:: INPUT

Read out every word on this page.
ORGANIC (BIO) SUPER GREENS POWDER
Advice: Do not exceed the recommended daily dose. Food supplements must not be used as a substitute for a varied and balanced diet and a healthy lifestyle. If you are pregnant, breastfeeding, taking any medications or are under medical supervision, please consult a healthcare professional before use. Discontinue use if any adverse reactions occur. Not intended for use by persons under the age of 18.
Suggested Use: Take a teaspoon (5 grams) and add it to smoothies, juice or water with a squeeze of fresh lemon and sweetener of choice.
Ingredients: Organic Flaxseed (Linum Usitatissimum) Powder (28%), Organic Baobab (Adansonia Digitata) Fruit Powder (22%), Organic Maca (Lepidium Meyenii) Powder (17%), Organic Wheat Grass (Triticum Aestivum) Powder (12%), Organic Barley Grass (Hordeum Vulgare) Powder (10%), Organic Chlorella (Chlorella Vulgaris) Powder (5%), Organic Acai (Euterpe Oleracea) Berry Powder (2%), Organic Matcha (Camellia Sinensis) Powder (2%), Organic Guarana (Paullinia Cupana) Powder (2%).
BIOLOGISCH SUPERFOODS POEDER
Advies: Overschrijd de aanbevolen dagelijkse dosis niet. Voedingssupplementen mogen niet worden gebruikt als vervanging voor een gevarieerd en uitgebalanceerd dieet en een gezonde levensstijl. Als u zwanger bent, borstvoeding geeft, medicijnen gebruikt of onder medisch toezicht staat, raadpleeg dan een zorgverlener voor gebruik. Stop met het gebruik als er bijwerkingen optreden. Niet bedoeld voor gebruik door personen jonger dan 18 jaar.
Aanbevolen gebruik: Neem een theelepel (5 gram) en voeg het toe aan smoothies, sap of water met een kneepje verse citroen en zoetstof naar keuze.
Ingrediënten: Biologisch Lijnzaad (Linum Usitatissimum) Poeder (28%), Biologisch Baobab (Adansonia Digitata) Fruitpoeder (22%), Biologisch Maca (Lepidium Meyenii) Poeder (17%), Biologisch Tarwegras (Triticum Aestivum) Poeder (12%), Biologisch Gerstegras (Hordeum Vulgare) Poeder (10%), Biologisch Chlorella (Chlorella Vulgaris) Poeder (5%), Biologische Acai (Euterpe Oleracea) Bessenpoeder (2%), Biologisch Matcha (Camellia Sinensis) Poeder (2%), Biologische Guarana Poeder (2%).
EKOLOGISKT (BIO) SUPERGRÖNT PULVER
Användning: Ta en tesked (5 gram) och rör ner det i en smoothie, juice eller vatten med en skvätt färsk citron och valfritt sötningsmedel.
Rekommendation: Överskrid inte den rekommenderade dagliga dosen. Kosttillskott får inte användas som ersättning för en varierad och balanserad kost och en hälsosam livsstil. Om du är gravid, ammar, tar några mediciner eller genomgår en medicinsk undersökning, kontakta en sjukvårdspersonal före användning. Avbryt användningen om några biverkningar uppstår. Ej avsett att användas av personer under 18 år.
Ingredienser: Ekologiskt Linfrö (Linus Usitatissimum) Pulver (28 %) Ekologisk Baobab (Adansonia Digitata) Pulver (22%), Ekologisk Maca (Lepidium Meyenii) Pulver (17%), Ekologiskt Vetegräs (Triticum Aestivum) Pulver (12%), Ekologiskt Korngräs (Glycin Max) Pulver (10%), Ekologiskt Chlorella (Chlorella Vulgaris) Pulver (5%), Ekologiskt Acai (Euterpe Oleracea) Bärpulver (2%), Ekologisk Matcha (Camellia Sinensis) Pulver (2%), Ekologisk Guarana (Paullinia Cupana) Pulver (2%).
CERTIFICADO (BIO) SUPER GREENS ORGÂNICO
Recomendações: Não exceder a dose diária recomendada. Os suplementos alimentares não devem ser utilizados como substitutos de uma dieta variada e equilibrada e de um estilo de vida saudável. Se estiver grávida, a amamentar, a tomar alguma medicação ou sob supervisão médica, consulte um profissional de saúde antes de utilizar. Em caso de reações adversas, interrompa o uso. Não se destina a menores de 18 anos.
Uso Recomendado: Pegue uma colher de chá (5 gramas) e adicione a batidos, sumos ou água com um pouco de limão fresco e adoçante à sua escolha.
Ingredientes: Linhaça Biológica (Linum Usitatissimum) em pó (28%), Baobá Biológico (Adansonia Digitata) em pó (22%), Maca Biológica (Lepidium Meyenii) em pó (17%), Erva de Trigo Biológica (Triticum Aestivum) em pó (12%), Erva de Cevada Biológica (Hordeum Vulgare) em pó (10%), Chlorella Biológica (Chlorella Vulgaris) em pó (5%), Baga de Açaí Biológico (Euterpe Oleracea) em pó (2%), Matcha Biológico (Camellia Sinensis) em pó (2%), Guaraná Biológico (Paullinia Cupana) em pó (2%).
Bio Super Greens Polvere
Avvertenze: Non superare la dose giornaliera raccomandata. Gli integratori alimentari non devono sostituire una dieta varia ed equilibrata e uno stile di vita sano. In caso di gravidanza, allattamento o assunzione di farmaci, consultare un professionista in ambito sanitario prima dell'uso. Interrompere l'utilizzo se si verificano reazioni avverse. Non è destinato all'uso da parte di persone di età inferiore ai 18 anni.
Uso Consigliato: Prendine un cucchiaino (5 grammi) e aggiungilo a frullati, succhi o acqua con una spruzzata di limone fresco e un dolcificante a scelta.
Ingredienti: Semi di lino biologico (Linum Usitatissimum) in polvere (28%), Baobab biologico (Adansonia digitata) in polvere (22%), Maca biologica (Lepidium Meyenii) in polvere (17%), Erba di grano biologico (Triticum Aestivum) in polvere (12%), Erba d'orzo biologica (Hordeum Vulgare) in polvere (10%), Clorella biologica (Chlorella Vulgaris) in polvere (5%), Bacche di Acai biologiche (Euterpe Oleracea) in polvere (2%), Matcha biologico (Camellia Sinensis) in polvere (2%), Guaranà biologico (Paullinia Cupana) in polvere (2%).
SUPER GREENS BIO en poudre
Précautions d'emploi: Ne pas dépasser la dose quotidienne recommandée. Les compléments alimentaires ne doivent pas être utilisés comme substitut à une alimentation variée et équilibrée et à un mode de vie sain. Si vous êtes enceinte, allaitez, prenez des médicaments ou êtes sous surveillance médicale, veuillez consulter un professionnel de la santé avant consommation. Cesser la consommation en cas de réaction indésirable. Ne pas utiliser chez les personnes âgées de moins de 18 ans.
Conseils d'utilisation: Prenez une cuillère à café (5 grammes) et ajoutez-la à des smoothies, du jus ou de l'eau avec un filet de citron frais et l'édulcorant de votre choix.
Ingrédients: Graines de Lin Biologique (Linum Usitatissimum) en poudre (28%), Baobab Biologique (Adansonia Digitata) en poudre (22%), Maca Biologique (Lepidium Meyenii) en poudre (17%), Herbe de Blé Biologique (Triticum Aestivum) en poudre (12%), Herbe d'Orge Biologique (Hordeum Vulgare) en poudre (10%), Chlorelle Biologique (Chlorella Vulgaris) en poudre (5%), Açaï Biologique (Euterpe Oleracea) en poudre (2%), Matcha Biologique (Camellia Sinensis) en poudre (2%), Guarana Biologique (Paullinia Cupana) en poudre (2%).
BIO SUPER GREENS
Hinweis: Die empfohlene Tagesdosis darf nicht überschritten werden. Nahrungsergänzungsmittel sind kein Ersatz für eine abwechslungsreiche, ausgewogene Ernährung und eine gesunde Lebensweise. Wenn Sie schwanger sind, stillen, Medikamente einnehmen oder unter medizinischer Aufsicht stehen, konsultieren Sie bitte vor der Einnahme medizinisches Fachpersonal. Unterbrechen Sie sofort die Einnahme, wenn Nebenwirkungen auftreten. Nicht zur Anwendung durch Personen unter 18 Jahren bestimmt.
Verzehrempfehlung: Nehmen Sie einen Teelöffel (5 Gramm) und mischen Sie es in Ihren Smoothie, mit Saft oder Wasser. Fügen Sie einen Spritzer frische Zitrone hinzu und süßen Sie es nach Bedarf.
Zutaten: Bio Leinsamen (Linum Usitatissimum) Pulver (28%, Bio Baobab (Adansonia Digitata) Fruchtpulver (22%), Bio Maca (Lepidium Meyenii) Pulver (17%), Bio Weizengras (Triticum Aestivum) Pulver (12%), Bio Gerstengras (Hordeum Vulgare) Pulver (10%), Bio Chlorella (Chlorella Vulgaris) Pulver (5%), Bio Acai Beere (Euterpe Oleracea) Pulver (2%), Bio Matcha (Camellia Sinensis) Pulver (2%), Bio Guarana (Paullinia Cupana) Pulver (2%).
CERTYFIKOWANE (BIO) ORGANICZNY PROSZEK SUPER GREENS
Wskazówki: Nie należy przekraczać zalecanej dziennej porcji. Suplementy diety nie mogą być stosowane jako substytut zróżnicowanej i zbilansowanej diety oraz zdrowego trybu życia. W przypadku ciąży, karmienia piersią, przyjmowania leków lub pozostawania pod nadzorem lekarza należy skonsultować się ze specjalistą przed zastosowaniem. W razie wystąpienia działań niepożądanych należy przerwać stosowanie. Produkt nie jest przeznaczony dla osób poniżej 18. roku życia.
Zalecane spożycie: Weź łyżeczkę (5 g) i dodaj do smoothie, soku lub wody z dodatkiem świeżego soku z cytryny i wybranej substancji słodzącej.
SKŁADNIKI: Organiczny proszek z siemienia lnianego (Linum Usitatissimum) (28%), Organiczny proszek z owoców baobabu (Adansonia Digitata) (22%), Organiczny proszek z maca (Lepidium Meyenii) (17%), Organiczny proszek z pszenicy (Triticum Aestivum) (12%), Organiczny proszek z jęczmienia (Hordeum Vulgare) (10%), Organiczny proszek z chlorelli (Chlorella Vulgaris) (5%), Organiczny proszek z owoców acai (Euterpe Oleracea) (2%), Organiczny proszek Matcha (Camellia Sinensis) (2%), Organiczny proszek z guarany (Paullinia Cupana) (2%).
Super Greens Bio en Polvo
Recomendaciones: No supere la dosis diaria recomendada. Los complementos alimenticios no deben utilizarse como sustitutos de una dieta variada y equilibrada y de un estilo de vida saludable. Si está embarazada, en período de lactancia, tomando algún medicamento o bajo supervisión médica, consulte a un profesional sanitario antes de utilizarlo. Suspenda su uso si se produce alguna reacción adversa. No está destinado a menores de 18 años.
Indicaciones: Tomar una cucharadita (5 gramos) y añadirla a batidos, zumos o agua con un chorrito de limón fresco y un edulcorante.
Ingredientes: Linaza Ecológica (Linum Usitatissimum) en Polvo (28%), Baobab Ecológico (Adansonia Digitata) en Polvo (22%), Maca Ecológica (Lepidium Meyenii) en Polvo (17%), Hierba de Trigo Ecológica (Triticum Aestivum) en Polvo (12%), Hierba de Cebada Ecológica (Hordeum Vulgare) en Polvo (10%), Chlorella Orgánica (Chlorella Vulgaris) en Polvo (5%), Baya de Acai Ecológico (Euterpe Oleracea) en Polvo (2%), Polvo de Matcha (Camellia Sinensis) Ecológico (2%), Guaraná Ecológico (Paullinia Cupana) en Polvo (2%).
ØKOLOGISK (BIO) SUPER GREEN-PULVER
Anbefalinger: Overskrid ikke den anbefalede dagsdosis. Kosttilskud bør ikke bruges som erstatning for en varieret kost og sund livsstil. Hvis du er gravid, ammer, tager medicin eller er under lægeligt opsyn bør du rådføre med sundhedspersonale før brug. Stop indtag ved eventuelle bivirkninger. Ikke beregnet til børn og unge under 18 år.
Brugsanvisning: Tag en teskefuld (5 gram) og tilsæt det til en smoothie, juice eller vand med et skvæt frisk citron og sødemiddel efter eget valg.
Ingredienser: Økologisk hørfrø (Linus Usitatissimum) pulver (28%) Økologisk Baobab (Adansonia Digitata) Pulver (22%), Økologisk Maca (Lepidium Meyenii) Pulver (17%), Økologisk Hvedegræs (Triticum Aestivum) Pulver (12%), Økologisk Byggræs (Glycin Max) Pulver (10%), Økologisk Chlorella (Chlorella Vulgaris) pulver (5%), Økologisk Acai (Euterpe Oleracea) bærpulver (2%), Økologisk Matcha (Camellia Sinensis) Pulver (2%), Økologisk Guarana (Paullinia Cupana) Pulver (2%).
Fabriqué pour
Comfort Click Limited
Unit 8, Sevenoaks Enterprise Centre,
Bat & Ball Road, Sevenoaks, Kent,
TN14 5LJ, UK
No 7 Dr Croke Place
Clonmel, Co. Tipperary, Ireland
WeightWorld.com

::::

[TASK BRIEF]
Look through the entries and return every line where "citron" appears.

[REPLY]
Användning: Ta en tesked (5 gram) och rör ner det i en smoothie, juice eller vatten med en skvätt färsk citron och valfritt sötningsmedel.
Conseils d'utilisation: Prenez une cuillère à café (5 grammes) et ajoutez-la à des smoothies, du jus ou de l'eau avec un filet de citron frais et l'édulcorant de votre choix.
Brugsanvisning: Tag en teskefuld (5 gram) og tilsæt det til en smoothie, juice eller vand med et skvæt frisk citron og sødemiddel efter eget valg.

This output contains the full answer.